→ Goal of the exercise:
Repeat the data verbatim.

>> begin Dataset content

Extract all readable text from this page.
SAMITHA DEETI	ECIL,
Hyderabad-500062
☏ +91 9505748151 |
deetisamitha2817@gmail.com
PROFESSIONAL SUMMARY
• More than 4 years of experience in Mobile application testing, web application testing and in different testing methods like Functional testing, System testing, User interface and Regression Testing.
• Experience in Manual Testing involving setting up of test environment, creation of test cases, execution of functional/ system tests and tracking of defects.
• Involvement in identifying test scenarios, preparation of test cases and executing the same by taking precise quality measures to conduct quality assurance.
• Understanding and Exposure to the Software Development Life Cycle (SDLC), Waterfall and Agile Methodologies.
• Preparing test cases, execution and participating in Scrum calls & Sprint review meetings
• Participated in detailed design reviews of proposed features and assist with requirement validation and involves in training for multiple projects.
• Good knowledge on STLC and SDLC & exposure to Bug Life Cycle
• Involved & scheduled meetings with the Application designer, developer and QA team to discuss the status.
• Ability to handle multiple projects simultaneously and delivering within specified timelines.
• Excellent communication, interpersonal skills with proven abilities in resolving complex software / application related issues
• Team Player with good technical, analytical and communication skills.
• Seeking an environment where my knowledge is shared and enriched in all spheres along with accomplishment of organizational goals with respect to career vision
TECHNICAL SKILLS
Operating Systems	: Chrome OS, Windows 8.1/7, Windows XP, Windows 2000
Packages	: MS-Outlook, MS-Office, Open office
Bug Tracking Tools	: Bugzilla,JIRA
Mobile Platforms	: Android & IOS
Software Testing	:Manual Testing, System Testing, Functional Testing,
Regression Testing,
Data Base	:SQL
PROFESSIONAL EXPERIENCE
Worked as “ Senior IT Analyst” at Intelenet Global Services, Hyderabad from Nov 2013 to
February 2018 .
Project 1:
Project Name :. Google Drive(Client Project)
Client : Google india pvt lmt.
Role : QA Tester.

>> end Dataset content

→ Worked answer:
Extract all readable text from this page.
SAMITHA DEETI	ECIL,
Hyderabad-500062
☏ +91 9505748151 |
deetisamitha2817@gmail.com
PROFESSIONAL SUMMARY
• More than 4 years of experience in Mobile application testing, web application testing and in different testing methods like Functional testing, System testing, User interface and Regression Testing.
• Experience in Manual Testing involving setting up of test environment, creation of test cases, execution of functional/ system tests and tracking of defects.
• Involvement in identifying test scenarios, preparation of test cases and executing the same by taking precise quality measures to conduct quality assurance.
• Understanding and Exposure to the Software Development Life Cycle (SDLC), Waterfall and Agile Methodologies.
• Preparing test cases, execution and participating in Scrum calls & Sprint review meetings
• Participated in detailed design reviews of proposed features and assist with requirement validation and involves in training for multiple projects.
• Good knowledge on STLC and SDLC & exposure to Bug Life Cycle
• Involved & scheduled meetings with the Application designer, developer and QA team to discuss the status.
• Ability to handle multiple projects simultaneously and delivering within specified timelines.
• Excellent communication, interpersonal skills with proven abilities in resolving complex software / application related issues
• Team Player with good technical, analytical and communication skills.
• Seeking an environment where my knowledge is shared and enriched in all spheres along with accomplishment of organizational goals with respect to career vision
TECHNICAL SKILLS
Operating Systems	: Chrome OS, Windows 8.1/7, Windows XP, Windows 2000
Packages	: MS-Outlook, MS-Office, Open office
Bug Tracking Tools	: Bugzilla,JIRA
Mobile Platforms	: Android & IOS
Software Testing	:Manual Testing, System Testing, Functional Testing,
Regression Testing,
Data Base	:SQL
PROFESSIONAL EXPERIENCE
Worked as “ Senior IT Analyst” at Intelenet Global Services, Hyderabad from Nov 2013 to
February 2018 .
Project 1:
Project Name :. Google Drive(Client Project)
Client : Google india pvt lmt.
Role : QA Tester.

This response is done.